=== Work to complete ===
All of the entries need to be written out again, exactly as they are.

=== Material shown ===
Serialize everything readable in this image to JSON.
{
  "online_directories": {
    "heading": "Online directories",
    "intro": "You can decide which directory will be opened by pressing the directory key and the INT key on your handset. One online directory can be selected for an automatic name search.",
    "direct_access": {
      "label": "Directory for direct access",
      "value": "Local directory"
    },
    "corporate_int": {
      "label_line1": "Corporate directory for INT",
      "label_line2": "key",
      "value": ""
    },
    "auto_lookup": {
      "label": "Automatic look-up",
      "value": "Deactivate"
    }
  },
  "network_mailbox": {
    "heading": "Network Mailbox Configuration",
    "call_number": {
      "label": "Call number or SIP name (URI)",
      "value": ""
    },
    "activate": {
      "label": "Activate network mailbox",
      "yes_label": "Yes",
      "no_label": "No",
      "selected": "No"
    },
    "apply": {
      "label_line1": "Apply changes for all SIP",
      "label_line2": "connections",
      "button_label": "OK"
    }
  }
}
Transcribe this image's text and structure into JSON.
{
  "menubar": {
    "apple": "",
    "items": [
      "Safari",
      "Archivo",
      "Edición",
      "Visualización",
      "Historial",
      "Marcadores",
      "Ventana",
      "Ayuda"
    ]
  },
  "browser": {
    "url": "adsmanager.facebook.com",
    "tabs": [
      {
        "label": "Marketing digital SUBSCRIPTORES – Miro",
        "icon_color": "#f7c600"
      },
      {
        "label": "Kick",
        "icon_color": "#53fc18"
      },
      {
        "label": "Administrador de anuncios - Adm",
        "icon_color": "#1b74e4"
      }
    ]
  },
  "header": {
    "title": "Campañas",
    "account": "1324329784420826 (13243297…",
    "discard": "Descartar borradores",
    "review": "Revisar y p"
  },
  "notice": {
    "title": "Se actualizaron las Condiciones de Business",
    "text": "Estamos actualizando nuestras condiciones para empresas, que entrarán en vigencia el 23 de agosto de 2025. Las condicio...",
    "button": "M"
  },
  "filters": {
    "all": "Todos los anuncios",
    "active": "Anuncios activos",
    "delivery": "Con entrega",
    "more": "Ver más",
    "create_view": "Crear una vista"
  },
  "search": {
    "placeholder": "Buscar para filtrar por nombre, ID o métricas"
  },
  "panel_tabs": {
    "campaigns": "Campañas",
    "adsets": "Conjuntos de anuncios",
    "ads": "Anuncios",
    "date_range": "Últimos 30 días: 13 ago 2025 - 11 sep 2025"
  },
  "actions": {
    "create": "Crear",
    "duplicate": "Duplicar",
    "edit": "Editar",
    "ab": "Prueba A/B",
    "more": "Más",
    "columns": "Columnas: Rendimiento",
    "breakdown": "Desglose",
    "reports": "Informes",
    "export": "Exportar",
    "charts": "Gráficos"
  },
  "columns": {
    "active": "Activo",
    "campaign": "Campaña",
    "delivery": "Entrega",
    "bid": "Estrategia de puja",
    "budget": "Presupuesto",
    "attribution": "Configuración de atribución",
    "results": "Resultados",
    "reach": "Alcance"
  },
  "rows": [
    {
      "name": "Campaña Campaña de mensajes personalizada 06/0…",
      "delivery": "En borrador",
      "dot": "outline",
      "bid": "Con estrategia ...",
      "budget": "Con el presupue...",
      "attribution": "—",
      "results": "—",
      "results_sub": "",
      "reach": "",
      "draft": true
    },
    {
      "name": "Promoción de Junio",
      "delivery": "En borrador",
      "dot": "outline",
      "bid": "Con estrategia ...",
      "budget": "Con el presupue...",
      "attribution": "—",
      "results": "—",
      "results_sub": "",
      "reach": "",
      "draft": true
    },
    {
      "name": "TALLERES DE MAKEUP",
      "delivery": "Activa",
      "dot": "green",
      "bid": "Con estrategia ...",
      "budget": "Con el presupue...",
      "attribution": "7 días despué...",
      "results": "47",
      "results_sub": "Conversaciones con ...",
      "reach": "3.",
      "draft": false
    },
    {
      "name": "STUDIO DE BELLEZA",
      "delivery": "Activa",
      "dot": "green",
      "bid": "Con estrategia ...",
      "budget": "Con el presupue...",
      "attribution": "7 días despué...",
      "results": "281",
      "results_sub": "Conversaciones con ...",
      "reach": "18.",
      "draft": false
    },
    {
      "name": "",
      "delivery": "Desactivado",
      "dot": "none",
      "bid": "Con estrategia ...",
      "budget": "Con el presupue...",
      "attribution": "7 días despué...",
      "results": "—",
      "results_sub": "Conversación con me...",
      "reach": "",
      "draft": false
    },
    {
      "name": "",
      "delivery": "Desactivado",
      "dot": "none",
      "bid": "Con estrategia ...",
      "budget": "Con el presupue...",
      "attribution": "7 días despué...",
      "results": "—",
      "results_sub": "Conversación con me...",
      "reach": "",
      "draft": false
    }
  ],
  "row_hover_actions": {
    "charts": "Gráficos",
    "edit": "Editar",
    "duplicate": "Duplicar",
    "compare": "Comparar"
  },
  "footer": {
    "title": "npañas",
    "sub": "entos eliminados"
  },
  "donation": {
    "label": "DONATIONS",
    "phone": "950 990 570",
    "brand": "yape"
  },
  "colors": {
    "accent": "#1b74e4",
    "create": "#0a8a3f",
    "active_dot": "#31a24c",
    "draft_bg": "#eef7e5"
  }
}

=== Answer to the task ===
Serialize everything readable in this image to JSON.
{
  "online_directories": {
    "heading": "Online directories",
    "intro": "You can decide which directory will be opened by pressing the directory key and the INT key on your handset. One online directory can be selected for an automatic name search.",
    "direct_access": {
      "label": "Directory for direct access",
      "value": "Local directory"
    },
    "corporate_int": {
      "label_line1": "Corporate directory for INT",
      "label_line2": "key",
      "value": ""
    },
    "auto_lookup": {
      "label": "Automatic look-up",
      "value": "Deactivate"
    }
  },
  "network_mailbox": {
    "heading": "Network Mailbox Configuration",
    "call_number": {
      "label": "Call number or SIP name (URI)",
      "value": ""
    },
    "activate": {
      "label": "Activate network mailbox",
      "yes_label": "Yes",
      "no_label": "No",
      "selected": "No"
    },
    "apply": {
      "label_line1": "Apply changes for all SIP",
      "label_line2": "connections",
      "button_label": "OK"
    }
  }
}
Transcribe this image's text and structure into JSON.
{
  "menubar": {
    "apple": "",
    "items": [
      "Safari",
      "Archivo",
      "Edición",
      "Visualización",
      "Historial",
      "Marcadores",
      "Ventana",
      "Ayuda"
    ]
  },
  "browser": {
    "url": "adsmanager.facebook.com",
    "tabs": [
      {
        "label": "Marketing digital SUBSCRIPTORES – Miro",
        "icon_color": "#f7c600"
      },
      {
        "label": "Kick",
        "icon_color": "#53fc18"
      },
      {
        "label": "Administrador de anuncios - Adm",
        "icon_color": "#1b74e4"
      }
    ]
  },
  "header": {
    "title": "Campañas",
    "account": "1324329784420826 (13243297…",
    "discard": "Descartar borradores",
    "review": "Revisar y p"
  },
  "notice": {
    "title": "Se actualizaron las Condiciones de Business",
    "text": "Estamos actualizando nuestras condiciones para empresas, que entrarán en vigencia el 23 de agosto de 2025. Las condicio...",
    "button": "M"
  },
  "filters": {
    "all": "Todos los anuncios",
    "active": "Anuncios activos",
    "delivery": "Con entrega",
    "more": "Ver más",
    "create_view": "Crear una vista"
  },
  "search": {
    "placeholder": "Buscar para filtrar por nombre, ID o métricas"
  },
  "panel_tabs": {
    "campaigns": "Campañas",
    "adsets": "Conjuntos de anuncios",
    "ads": "Anuncios",
    "date_range": "Últimos 30 días: 13 ago 2025 - 11 sep 2025"
  },
  "actions": {
    "create": "Crear",
    "duplicate": "Duplicar",
    "edit": "Editar",
    "ab": "Prueba A/B",
    "more": "Más",
    "columns": "Columnas: Rendimiento",
    "breakdown": "Desglose",
    "reports": "Informes",
    "export": "Exportar",
    "charts": "Gráficos"
  },
  "columns": {
    "active": "Activo",
    "campaign": "Campaña",
    "delivery": "Entrega",
    "bid": "Estrategia de puja",
    "budget": "Presupuesto",
    "attribution": "Configuración de atribución",
    "results": "Resultados",
    "reach": "Alcance"
  },
  "rows": [
    {
      "name": "Campaña Campaña de mensajes personalizada 06/0…",
      "delivery": "En borrador",
      "dot": "outline",
      "bid": "Con estrategia ...",
      "budget": "Con el presupue...",
      "attribution": "—",
      "results": "—",
      "results_sub": "",
      "reach": "",
      "draft": true
    },
    {
      "name": "Promoción de Junio",
      "delivery": "En borrador",
      "dot": "outline",
      "bid": "Con estrategia ...",
      "budget": "Con el presupue...",
      "attribution": "—",
      "results": "—",
      "results_sub": "",
      "reach": "",
      "draft": true
    },
    {
      "name": "TALLERES DE MAKEUP",
      "delivery": "Activa",
      "dot": "green",
      "bid": "Con estrategia ...",
      "budget": "Con el presupue...",
      "attribution": "7 días despué...",
      "results": "47",
      "results_sub": "Conversaciones con ...",
      "reach": "3.",
      "draft": false
    },
    {
      "name": "STUDIO DE BELLEZA",
      "delivery": "Activa",
      "dot": "green",
      "bid": "Con estrategia ...",
      "budget": "Con el presupue...",
      "attribution": "7 días despué...",
      "results": "281",
      "results_sub": "Conversaciones con ...",
      "reach": "18.",
      "draft": false
    },
    {
      "name": "",
      "delivery": "Desactivado",
      "dot": "none",
      "bid": "Con estrategia ...",
      "budget": "Con el presupue...",
      "attribution": "7 días despué...",
      "results": "—",
      "results_sub": "Conversación con me...",
      "reach": "",
      "draft": false
    },
    {
      "name": "",
      "delivery": "Desactivado",
      "dot": "none",
      "bid": "Con estrategia ...",
      "budget": "Con el presupue...",
      "attribution": "7 días despué...",
      "results": "—",
      "results_sub": "Conversación con me...",
      "reach": "",
      "draft": false
    }
  ],
  "row_hover_actions": {
    "charts": "Gráficos",
    "edit": "Editar",
    "duplicate": "Duplicar",
    "compare": "Comparar"
  },
  "footer": {
    "title": "npañas",
    "sub": "entos eliminados"
  },
  "donation": {
    "label": "DONATIONS",
    "phone": "950 990 570",
    "brand": "yape"
  },
  "colors": {
    "accent": "#1b74e4",
    "create": "#0a8a3f",
    "active_dot": "#31a24c",
    "draft_bg": "#eef7e5"
  }
}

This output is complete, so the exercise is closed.